--- START OF Material supplied ---

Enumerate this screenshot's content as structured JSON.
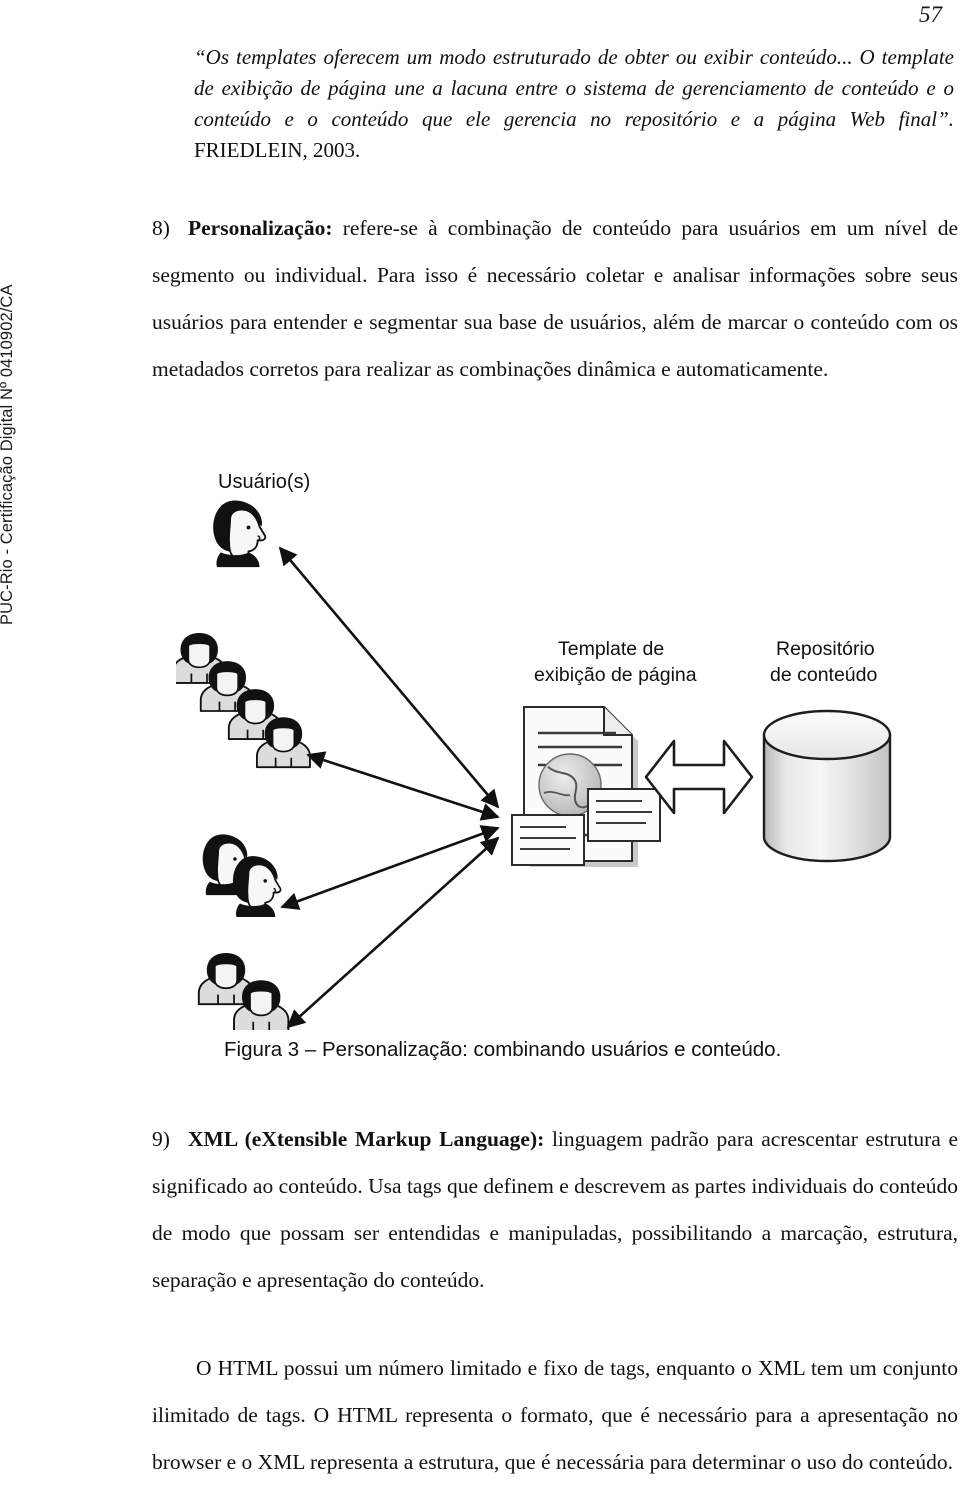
{
  "page": {
    "number": "57",
    "side_stamp": "PUC-Rio - Certificação Digital Nº 0410902/CA"
  },
  "quote": {
    "text": "“Os templates oferecem um modo estruturado de obter ou exibir conteúdo... O template de exibição de página une a lacuna entre o sistema de gerenciamento de conteúdo e o conteúdo e o conteúdo que ele gerencia no repositório e a página Web final”.",
    "citation": " FRIEDLEIN, 2003."
  },
  "item8": {
    "marker": "8)",
    "term": "Personalização:",
    "body": " refere-se à combinação de conteúdo para usuários em um nível de segmento ou individual. Para isso é necessário coletar e analisar informações sobre seus usuários para entender e segmentar sua base de usuários, além de marcar o conteúdo com os metadados corretos para realizar as combinações dinâmica e automaticamente."
  },
  "figure": {
    "label_users": "Usuário(s)",
    "label_template_line1": "Template de",
    "label_template_line2": "exibição de página",
    "label_repository_line1": "Repositório",
    "label_repository_line2": "de conteúdo",
    "caption": "Figura 3 – Personalização: combinando usuários e conteúdo."
  },
  "item9": {
    "marker": "9)",
    "term": "XML (eXtensible Markup Language):",
    "body": " linguagem padrão para acrescentar estrutura e significado ao conteúdo. Usa tags que definem e descrevem as partes individuais do conteúdo de modo que possam ser entendidas e manipuladas, possibilitando a marcação, estrutura, separação e apresentação do conteúdo."
  },
  "paragraph_html": {
    "text": "O HTML possui um número limitado e fixo de tags, enquanto o XML tem um conjunto ilimitado de tags. O HTML representa o formato, que é necessário para a apresentação no browser e o XML representa a estrutura, que é necessária para determinar o uso do conteúdo."
  }
}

--- END OF Material supplied ---

### Work to do
Using the records above, copy every line that has the word "conteúdo" in it.

### Answer to the task
    "text": "“Os templates oferecem um modo estruturado de obter ou exibir conteúdo... O template de exibição de página une a lacuna entre o sistema de gerenciamento de conteúdo e o conteúdo e o conteúdo que ele gerencia no repositório e a página Web final”.",
    "body": " refere-se à combinação de conteúdo para usuários em um nível de segmento ou individual. Para isso é necessário coletar e analisar informações sobre seus usuários para entender e segmentar sua base de usuários, além de marcar o conteúdo com os metadados corretos para realizar as combinações dinâmica e automaticamente."
    "label_repository_line2": "de conteúdo",
    "caption": "Figura 3 – Personalização: combinando usuários e conteúdo."
    "body": " linguagem padrão para acrescentar estrutura e significado ao conteúdo. Usa tags que definem e descrevem as partes individuais do conteúdo de modo que possam ser entendidas e manipuladas, possibilitando a marcação, estrutura, separação e apresentação do conteúdo."
    "text": "O HTML possui um número limitado e fixo de tags, enquanto o XML tem um conjunto ilimitado de tags. O HTML representa o formato, que é necessário para a apresentação no browser e o XML representa a estrutura, que é necessária para determinar o uso do conteúdo."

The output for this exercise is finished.